Written instruction
Look for the word "screenshot" in the entries below, then copy every line that has it.

^^^^

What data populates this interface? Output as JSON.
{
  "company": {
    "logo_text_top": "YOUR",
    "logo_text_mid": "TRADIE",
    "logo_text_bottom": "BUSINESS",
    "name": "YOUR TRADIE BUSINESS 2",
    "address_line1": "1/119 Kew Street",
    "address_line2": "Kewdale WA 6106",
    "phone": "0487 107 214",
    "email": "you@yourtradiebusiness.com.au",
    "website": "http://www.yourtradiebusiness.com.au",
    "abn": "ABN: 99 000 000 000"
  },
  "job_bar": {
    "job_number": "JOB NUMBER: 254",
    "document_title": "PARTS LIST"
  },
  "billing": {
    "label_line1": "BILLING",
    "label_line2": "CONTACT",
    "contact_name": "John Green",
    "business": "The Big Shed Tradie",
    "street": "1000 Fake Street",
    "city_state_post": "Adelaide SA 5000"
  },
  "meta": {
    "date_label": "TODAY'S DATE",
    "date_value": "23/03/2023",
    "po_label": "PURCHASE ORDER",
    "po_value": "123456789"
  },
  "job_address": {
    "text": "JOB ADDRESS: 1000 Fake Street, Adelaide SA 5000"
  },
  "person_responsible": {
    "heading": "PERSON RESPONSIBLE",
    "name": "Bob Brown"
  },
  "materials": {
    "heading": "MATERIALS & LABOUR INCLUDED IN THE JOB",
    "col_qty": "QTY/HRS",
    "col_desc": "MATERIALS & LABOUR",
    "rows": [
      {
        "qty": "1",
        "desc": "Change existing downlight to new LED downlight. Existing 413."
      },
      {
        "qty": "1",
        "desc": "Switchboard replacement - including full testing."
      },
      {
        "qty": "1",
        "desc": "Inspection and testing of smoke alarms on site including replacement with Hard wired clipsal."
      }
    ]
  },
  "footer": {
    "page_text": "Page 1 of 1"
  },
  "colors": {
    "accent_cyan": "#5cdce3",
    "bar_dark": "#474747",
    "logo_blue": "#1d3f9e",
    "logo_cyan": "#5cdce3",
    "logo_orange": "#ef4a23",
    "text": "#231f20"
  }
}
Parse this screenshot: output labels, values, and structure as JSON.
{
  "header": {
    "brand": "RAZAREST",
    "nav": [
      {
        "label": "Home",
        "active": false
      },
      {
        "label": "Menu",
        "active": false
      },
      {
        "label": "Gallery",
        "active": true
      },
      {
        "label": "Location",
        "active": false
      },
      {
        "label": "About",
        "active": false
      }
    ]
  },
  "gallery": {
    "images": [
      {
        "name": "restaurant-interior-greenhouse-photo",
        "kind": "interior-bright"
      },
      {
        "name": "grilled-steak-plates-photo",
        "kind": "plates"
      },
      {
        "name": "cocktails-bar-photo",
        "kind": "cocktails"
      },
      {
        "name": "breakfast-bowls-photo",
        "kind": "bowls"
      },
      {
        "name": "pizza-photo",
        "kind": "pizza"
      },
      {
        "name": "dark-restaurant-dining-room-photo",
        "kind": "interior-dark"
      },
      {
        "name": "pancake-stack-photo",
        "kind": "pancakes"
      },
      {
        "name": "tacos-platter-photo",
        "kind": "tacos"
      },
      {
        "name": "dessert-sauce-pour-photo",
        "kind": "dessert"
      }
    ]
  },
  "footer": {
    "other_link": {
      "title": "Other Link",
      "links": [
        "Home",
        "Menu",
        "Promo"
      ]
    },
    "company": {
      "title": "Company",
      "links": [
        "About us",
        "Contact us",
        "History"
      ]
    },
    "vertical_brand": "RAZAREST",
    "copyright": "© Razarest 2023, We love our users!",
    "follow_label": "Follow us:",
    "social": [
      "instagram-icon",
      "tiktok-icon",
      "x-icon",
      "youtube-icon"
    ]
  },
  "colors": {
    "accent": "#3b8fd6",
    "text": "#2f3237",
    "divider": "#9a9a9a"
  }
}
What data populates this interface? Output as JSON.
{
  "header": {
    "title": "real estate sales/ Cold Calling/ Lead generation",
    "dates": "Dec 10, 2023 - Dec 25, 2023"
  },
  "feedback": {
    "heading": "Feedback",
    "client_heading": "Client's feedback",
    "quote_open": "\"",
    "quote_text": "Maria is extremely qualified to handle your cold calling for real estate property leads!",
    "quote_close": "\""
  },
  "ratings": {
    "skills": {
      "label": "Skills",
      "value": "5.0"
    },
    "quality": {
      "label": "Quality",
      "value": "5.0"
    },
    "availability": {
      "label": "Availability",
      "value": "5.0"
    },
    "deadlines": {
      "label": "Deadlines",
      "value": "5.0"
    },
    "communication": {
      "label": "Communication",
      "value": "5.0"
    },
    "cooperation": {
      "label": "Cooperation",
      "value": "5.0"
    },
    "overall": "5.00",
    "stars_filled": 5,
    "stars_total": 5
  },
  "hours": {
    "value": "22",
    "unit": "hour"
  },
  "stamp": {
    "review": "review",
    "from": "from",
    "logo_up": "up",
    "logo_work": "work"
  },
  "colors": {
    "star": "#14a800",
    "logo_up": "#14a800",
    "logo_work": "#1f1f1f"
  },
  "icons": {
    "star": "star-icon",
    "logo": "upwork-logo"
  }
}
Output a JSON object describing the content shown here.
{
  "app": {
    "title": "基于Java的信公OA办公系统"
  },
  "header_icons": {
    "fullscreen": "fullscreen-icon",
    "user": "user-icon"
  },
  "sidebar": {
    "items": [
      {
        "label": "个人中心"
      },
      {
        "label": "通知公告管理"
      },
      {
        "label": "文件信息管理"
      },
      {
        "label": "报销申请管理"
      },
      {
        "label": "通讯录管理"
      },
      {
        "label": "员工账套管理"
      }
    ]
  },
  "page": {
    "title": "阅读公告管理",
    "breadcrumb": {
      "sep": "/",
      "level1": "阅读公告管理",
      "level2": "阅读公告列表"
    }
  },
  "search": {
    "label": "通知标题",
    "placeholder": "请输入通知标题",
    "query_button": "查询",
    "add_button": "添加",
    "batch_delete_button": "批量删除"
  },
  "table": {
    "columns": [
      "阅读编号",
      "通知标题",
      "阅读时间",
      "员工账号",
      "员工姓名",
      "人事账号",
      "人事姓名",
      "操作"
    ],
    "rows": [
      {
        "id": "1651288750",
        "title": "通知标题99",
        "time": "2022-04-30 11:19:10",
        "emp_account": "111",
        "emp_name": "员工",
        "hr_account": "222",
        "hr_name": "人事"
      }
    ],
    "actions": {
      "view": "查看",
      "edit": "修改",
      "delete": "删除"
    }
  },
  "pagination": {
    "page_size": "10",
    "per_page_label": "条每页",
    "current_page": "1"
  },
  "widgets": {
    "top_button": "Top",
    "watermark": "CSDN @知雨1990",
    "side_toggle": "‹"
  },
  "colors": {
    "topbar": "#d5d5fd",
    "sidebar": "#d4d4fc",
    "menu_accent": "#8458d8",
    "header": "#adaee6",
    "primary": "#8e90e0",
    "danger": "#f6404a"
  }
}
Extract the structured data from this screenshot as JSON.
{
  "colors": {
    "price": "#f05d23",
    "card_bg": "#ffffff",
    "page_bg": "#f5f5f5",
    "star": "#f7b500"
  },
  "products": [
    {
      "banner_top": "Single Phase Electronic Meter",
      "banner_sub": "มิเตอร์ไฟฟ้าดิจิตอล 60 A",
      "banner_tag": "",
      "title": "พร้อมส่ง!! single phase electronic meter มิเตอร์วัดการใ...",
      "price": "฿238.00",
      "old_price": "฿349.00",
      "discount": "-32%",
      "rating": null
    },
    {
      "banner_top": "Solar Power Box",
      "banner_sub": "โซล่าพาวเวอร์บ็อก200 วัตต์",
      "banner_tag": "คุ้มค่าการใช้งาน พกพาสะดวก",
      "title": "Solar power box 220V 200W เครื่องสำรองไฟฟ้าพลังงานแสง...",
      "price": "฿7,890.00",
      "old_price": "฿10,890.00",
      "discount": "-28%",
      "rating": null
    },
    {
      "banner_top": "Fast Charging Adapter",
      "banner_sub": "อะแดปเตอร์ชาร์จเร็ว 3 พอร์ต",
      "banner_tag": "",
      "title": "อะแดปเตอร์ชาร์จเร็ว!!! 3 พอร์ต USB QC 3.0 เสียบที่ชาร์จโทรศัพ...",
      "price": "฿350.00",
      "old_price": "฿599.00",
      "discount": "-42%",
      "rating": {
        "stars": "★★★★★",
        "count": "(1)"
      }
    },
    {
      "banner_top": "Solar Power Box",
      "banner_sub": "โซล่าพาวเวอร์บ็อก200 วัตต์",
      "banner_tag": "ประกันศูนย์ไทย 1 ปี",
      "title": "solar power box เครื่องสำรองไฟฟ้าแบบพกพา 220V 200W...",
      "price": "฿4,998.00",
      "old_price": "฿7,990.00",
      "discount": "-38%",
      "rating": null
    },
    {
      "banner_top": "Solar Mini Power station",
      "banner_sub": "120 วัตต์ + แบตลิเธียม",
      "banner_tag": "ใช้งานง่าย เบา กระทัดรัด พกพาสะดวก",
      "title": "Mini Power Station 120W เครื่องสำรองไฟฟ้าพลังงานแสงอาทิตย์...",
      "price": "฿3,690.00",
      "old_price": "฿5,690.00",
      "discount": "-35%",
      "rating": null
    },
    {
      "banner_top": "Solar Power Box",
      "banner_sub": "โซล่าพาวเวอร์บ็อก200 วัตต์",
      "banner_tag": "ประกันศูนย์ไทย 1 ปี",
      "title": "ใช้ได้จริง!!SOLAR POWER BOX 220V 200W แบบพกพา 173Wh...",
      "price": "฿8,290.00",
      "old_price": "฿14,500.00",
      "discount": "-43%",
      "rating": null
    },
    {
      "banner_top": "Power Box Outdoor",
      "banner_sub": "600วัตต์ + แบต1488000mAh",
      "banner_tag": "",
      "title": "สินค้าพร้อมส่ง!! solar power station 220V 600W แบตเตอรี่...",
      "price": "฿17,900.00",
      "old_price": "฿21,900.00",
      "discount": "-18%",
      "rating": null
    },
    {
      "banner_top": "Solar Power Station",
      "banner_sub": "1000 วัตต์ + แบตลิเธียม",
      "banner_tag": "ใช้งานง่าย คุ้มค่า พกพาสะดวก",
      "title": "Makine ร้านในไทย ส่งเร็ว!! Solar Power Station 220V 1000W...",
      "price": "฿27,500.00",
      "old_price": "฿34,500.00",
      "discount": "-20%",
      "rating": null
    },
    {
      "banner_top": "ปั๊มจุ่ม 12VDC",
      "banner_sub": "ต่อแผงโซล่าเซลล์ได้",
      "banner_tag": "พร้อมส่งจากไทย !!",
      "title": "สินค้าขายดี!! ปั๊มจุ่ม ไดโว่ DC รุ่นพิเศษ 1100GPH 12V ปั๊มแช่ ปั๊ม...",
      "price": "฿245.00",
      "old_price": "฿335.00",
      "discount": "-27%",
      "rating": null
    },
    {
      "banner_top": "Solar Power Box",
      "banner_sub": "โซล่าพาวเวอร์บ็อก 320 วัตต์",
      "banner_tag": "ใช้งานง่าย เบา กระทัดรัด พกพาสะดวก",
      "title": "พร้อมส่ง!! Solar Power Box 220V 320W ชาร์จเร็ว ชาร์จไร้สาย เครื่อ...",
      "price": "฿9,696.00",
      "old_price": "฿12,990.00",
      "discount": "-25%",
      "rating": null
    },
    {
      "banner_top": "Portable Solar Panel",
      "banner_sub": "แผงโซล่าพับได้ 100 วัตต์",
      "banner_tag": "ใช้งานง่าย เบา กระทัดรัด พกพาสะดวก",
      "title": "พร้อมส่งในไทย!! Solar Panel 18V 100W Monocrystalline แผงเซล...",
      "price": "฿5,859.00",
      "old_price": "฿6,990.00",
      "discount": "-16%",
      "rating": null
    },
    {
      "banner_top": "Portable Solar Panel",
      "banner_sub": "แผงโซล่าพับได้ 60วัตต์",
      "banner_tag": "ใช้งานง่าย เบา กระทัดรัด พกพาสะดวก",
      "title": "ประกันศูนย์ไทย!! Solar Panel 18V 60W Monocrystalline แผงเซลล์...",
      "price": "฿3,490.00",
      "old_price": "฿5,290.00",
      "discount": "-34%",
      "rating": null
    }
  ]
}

^^^^

Exercise answer
Parse this screenshot: output labels, values, and structure as JSON.
Extract the structured data from this screenshot as JSON.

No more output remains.